* EXERCISE OBJECTIVE *
Retype every entry exactly, character for character.

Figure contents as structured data
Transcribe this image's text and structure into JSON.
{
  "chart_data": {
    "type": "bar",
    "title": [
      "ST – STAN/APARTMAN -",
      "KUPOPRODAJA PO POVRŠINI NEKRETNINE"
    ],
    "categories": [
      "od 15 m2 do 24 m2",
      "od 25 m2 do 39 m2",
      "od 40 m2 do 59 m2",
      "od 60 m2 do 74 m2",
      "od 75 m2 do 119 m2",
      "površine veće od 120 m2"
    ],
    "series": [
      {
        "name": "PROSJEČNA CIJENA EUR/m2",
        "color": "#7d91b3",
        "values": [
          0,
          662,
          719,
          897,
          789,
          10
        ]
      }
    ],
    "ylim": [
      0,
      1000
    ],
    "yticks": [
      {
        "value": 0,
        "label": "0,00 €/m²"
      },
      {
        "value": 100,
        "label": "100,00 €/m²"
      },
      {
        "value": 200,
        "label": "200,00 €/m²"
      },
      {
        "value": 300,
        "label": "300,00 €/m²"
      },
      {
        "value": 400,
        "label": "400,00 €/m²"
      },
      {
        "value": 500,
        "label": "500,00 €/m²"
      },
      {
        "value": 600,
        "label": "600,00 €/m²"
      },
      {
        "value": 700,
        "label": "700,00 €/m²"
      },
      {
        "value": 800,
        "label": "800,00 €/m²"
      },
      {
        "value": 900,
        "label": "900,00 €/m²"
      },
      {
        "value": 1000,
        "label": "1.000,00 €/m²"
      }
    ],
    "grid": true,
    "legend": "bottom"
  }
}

* EXPECTED ANSWER *
Transcribe this image's text and structure into JSON.
{
  "chart_data": {
    "type": "bar",
    "title": [
      "ST – STAN/APARTMAN -",
      "KUPOPRODAJA PO POVRŠINI NEKRETNINE"
    ],
    "categories": [
      "od 15 m2 do 24 m2",
      "od 25 m2 do 39 m2",
      "od 40 m2 do 59 m2",
      "od 60 m2 do 74 m2",
      "od 75 m2 do 119 m2",
      "površine veće od 120 m2"
    ],
    "series": [
      {
        "name": "PROSJEČNA CIJENA EUR/m2",
        "color": "#7d91b3",
        "values": [
          0,
          662,
          719,
          897,
          789,
          10
        ]
      }
    ],
    "ylim": [
      0,
      1000
    ],
    "yticks": [
      {
        "value": 0,
        "label": "0,00 €/m²"
      },
      {
        "value": 100,
        "label": "100,00 €/m²"
      },
      {
        "value": 200,
        "label": "200,00 €/m²"
      },
      {
        "value": 300,
        "label": "300,00 €/m²"
      },
      {
        "value": 400,
        "label": "400,00 €/m²"
      },
      {
        "value": 500,
        "label": "500,00 €/m²"
      },
      {
        "value": 600,
        "label": "600,00 €/m²"
      },
      {
        "value": 700,
        "label": "700,00 €/m²"
      },
      {
        "value": 800,
        "label": "800,00 €/m²"
      },
      {
        "value": 900,
        "label": "900,00 €/m²"
      },
      {
        "value": 1000,
        "label": "1.000,00 €/m²"
      }
    ],
    "grid": true,
    "legend": "bottom"
  }
}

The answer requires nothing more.